** begin **

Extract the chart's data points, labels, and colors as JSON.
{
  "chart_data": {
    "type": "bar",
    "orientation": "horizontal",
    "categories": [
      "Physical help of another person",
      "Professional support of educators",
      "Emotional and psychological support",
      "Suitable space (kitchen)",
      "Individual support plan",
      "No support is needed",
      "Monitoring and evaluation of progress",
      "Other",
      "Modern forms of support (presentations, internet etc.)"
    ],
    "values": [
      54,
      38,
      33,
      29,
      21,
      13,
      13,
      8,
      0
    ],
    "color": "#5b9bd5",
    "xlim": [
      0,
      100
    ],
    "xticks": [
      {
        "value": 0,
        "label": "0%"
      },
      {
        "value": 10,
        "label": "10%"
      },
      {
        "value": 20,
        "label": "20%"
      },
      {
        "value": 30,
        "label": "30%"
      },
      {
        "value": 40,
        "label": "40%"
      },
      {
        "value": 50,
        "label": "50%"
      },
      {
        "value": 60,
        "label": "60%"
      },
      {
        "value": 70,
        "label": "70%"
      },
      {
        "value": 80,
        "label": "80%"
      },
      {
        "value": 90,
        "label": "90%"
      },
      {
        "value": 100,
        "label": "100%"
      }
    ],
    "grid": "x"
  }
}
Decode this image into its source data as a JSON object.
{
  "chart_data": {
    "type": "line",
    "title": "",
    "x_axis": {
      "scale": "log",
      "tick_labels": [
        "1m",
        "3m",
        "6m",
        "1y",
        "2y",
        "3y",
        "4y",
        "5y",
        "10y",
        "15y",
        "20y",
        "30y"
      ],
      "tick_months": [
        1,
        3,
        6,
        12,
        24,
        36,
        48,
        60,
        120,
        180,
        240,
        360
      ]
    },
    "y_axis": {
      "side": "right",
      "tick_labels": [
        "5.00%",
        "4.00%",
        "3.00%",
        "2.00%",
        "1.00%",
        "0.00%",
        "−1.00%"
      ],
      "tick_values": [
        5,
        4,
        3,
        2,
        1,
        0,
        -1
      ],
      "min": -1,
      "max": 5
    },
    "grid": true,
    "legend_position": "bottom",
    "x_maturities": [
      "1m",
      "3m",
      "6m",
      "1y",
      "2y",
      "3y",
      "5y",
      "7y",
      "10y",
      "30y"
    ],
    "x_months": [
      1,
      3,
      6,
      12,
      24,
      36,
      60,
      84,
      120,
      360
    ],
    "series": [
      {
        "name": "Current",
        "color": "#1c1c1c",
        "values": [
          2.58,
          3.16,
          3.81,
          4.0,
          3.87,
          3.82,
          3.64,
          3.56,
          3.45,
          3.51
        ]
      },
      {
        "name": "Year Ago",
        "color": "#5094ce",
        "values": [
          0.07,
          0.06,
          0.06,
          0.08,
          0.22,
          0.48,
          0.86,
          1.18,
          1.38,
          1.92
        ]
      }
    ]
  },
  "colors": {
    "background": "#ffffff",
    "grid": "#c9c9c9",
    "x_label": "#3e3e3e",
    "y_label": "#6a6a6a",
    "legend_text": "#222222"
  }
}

** end **

To be done: Word for word, quote the lines from the line containing "Decode this image" through the end of the material, both included, and nothing else.

Reply to the task:
Decode this image into its source data as a JSON object.
{
  "chart_data": {
    "type": "line",
    "title": "",
    "x_axis": {
      "scale": "log",
      "tick_labels": [
        "1m",
        "3m",
        "6m",
        "1y",
        "2y",
        "3y",
        "4y",
        "5y",
        "10y",
        "15y",
        "20y",
        "30y"
      ],
      "tick_months": [
        1,
        3,
        6,
        12,
        24,
        36,
        48,
        60,
        120,
        180,
        240,
        360
      ]
    },
    "y_axis": {
      "side": "right",
      "tick_labels": [
        "5.00%",
        "4.00%",
        "3.00%",
        "2.00%",
        "1.00%",
        "0.00%",
        "−1.00%"
      ],
      "tick_values": [
        5,
        4,
        3,
        2,
        1,
        0,
        -1
      ],
      "min": -1,
      "max": 5
    },
    "grid": true,
    "legend_position": "bottom",
    "x_maturities": [
      "1m",
      "3m",
      "6m",
      "1y",
      "2y",
      "3y",
      "5y",
      "7y",
      "10y",
      "30y"
    ],
    "x_months": [
      1,
      3,
      6,
      12,
      24,
      36,
      60,
      84,
      120,
      360
    ],
    "series": [
      {
        "name": "Current",
        "color": "#1c1c1c",
        "values": [
          2.58,
          3.16,
          3.81,
          4.0,
          3.87,
          3.82,
          3.64,
          3.56,
          3.45,
          3.51
        ]
      },
      {
        "name": "Year Ago",
        "color": "#5094ce",
        "values": [
          0.07,
          0.06,
          0.06,
          0.08,
          0.22,
          0.48,
          0.86,
          1.18,
          1.38,
          1.92
        ]
      }
    ]
  },
  "colors": {
    "background": "#ffffff",
    "grid": "#c9c9c9",
    "x_label": "#3e3e3e",
    "y_label": "#6a6a6a",
    "legend_text": "#222222"
  }
}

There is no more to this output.